§ **Task to carry out**: Output a single figure: the number of lines in which the word "name" appears.

§ **The data**:

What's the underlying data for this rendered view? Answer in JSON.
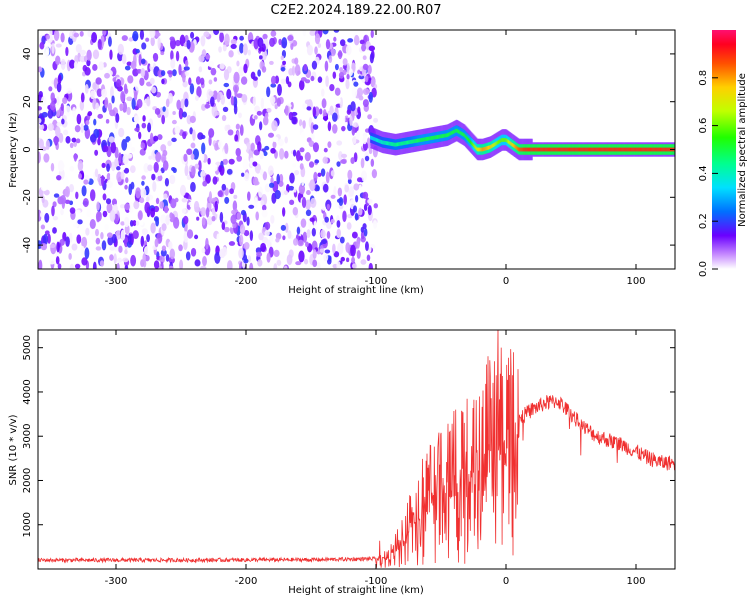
{
  "title": "C2E2.2024.189.22.00.R07",
  "chart_data": [
    {
      "type": "heatmap",
      "xlabel": "Height of straight line (km)",
      "ylabel": "Frequency (Hz)",
      "xlim": [
        -360,
        130
      ],
      "ylim": [
        -50,
        50
      ],
      "xticks": [
        -300,
        -200,
        -100,
        0,
        100
      ],
      "yticks": [
        -40,
        -20,
        0,
        20,
        40
      ],
      "noise_region": {
        "x": [
          -360,
          -100
        ],
        "y": [
          -50,
          50
        ],
        "amplitude_range": [
          0.0,
          0.2
        ]
      },
      "signal_track": {
        "x": [
          -104,
          -95,
          -85,
          -75,
          -65,
          -55,
          -45,
          -38,
          -32,
          -27,
          -22,
          -18,
          -12,
          -6,
          -3,
          0,
          5,
          10,
          15,
          30,
          60,
          100,
          130
        ],
        "y": [
          5,
          3,
          2,
          3,
          4,
          5,
          6,
          8,
          6,
          3,
          0,
          0,
          1,
          3,
          4,
          4,
          2,
          0,
          0,
          0,
          0,
          0,
          0
        ],
        "amplitude": [
          0.35,
          0.4,
          0.45,
          0.45,
          0.5,
          0.5,
          0.5,
          0.5,
          0.5,
          0.55,
          0.7,
          0.8,
          0.75,
          0.6,
          0.6,
          0.6,
          0.75,
          0.85,
          0.9,
          0.9,
          0.9,
          0.9,
          0.9
        ]
      },
      "colorbar": {
        "label": "Normalized spectral amplitude",
        "range": [
          0.0,
          1.0
        ],
        "ticks": [
          "0.0",
          "0.2",
          "0.4",
          "0.6",
          "0.8"
        ]
      }
    },
    {
      "type": "line",
      "xlabel": "Height of straight line (km)",
      "ylabel": "SNR (10 * v/v)",
      "xlim": [
        -360,
        130
      ],
      "ylim": [
        0,
        5400
      ],
      "xticks": [
        -300,
        -200,
        -100,
        0,
        100
      ],
      "yticks": [
        1000,
        2000,
        3000,
        4000,
        5000
      ],
      "series": [
        {
          "color": "#f03030",
          "x": [
            -360,
            -250,
            -150,
            -100,
            -90,
            -80,
            -75,
            -70,
            -60,
            -50,
            -40,
            -30,
            -20,
            -10,
            0,
            10,
            20,
            30,
            40,
            50,
            60,
            70,
            80,
            90,
            100,
            110,
            120,
            130
          ],
          "y": [
            200,
            200,
            210,
            230,
            300,
            700,
            1100,
            1400,
            1700,
            2000,
            2200,
            2400,
            2700,
            3000,
            3200,
            3400,
            3600,
            3750,
            3800,
            3500,
            3200,
            3000,
            2900,
            2800,
            2650,
            2500,
            2400,
            2400
          ]
        }
      ]
    }
  ]
}
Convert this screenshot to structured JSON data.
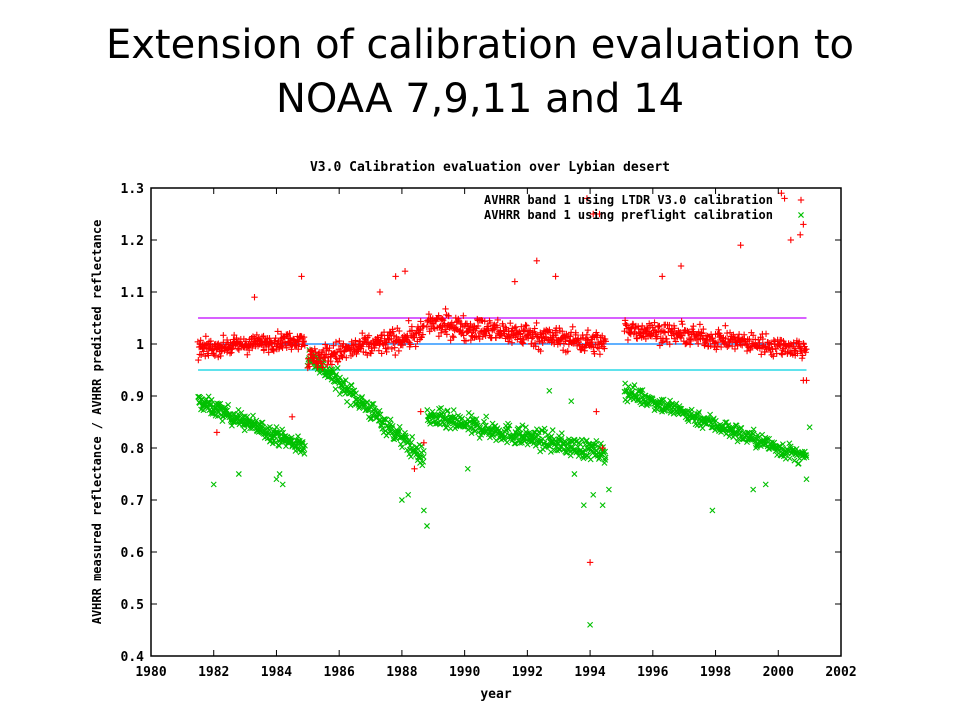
{
  "slide": {
    "title_line1": "Extension of calibration evaluation to",
    "title_line2": "NOAA 7,9,11 and 14"
  },
  "colors": {
    "ltdr_series": "#ff0000",
    "preflight_series": "#00c000",
    "line_105": "#c000ff",
    "line_100": "#0080ff",
    "line_095": "#00d0e0",
    "axis": "#000000"
  },
  "chart_data": {
    "type": "scatter",
    "title": "V3.0 Calibration evaluation over Lybian desert",
    "xlabel": "year",
    "ylabel": "AVHRR measured reflectance / AVHRR predicted reflectance",
    "xlim": [
      1980,
      2002
    ],
    "ylim": [
      0.4,
      1.3
    ],
    "xticks": [
      "1980",
      "1982",
      "1984",
      "1986",
      "1988",
      "1990",
      "1992",
      "1994",
      "1996",
      "1998",
      "2000",
      "2002"
    ],
    "yticks": [
      "0.4",
      "0.5",
      "0.6",
      "0.7",
      "0.8",
      "0.9",
      "1",
      "1.1",
      "1.2",
      "1.3"
    ],
    "legend_position": "top-right",
    "grid": false,
    "reference_lines": [
      {
        "y": 1.05,
        "x": [
          1981.5,
          2000.9
        ],
        "color": "#c000ff"
      },
      {
        "y": 1.0,
        "x": [
          1981.5,
          2000.9
        ],
        "color": "#0080ff"
      },
      {
        "y": 0.95,
        "x": [
          1981.5,
          2000.9
        ],
        "color": "#00d0e0"
      }
    ],
    "series": [
      {
        "name": "AVHRR band 1 using LTDR V3.0 calibration",
        "marker": "plus",
        "color": "#ff0000",
        "segments": [
          {
            "x0": 1981.5,
            "x1": 1984.9,
            "y0": 0.99,
            "y1": 1.01,
            "spread": 0.025,
            "n": 230
          },
          {
            "x0": 1985.0,
            "x1": 1988.7,
            "y0": 0.97,
            "y1": 1.02,
            "spread": 0.035,
            "n": 230
          },
          {
            "x0": 1988.8,
            "x1": 1994.5,
            "y0": 1.04,
            "y1": 1.0,
            "spread": 0.035,
            "n": 360
          },
          {
            "x0": 1995.1,
            "x1": 2000.9,
            "y0": 1.03,
            "y1": 0.99,
            "spread": 0.03,
            "n": 330
          }
        ],
        "points": [
          [
            1982.1,
            0.83
          ],
          [
            1984.5,
            0.86
          ],
          [
            1984.8,
            1.13
          ],
          [
            1983.3,
            1.09
          ],
          [
            1987.3,
            1.1
          ],
          [
            1987.8,
            1.13
          ],
          [
            1988.1,
            1.14
          ],
          [
            1988.4,
            0.76
          ],
          [
            1988.6,
            0.87
          ],
          [
            1988.7,
            0.81
          ],
          [
            1991.6,
            1.12
          ],
          [
            1992.3,
            1.16
          ],
          [
            1992.9,
            1.13
          ],
          [
            1993.9,
            1.28
          ],
          [
            1994.1,
            1.25
          ],
          [
            1994.3,
            1.25
          ],
          [
            1994.0,
            0.58
          ],
          [
            1994.4,
            0.8
          ],
          [
            1994.2,
            0.87
          ],
          [
            1996.3,
            1.13
          ],
          [
            1996.9,
            1.15
          ],
          [
            1998.8,
            1.19
          ],
          [
            2000.1,
            1.29
          ],
          [
            2000.2,
            1.28
          ],
          [
            2000.4,
            1.2
          ],
          [
            2000.7,
            1.21
          ],
          [
            2000.8,
            1.23
          ],
          [
            2000.9,
            0.93
          ],
          [
            2000.8,
            0.93
          ]
        ]
      },
      {
        "name": "AVHRR band 1 using preflight calibration",
        "marker": "cross",
        "color": "#00c000",
        "segments": [
          {
            "x0": 1981.5,
            "x1": 1984.9,
            "y0": 0.89,
            "y1": 0.8,
            "spread": 0.025,
            "n": 230
          },
          {
            "x0": 1985.0,
            "x1": 1988.7,
            "y0": 0.98,
            "y1": 0.78,
            "spread": 0.03,
            "n": 230
          },
          {
            "x0": 1988.8,
            "x1": 1994.5,
            "y0": 0.86,
            "y1": 0.79,
            "spread": 0.03,
            "n": 360
          },
          {
            "x0": 1995.1,
            "x1": 2000.9,
            "y0": 0.91,
            "y1": 0.78,
            "spread": 0.025,
            "n": 330
          }
        ],
        "points": [
          [
            1982.0,
            0.73
          ],
          [
            1982.8,
            0.75
          ],
          [
            1984.0,
            0.74
          ],
          [
            1984.1,
            0.75
          ],
          [
            1984.2,
            0.73
          ],
          [
            1988.0,
            0.7
          ],
          [
            1988.2,
            0.71
          ],
          [
            1988.7,
            0.68
          ],
          [
            1988.8,
            0.65
          ],
          [
            1990.1,
            0.76
          ],
          [
            1993.5,
            0.75
          ],
          [
            1993.8,
            0.69
          ],
          [
            1994.0,
            0.46
          ],
          [
            1994.1,
            0.71
          ],
          [
            1994.4,
            0.69
          ],
          [
            1994.6,
            0.72
          ],
          [
            1997.9,
            0.68
          ],
          [
            1999.6,
            0.73
          ],
          [
            1999.2,
            0.72
          ],
          [
            2000.9,
            0.74
          ],
          [
            2001.0,
            0.84
          ],
          [
            1993.4,
            0.89
          ],
          [
            1992.7,
            0.91
          ]
        ]
      }
    ]
  }
}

§ **Answer to this exercise**: 2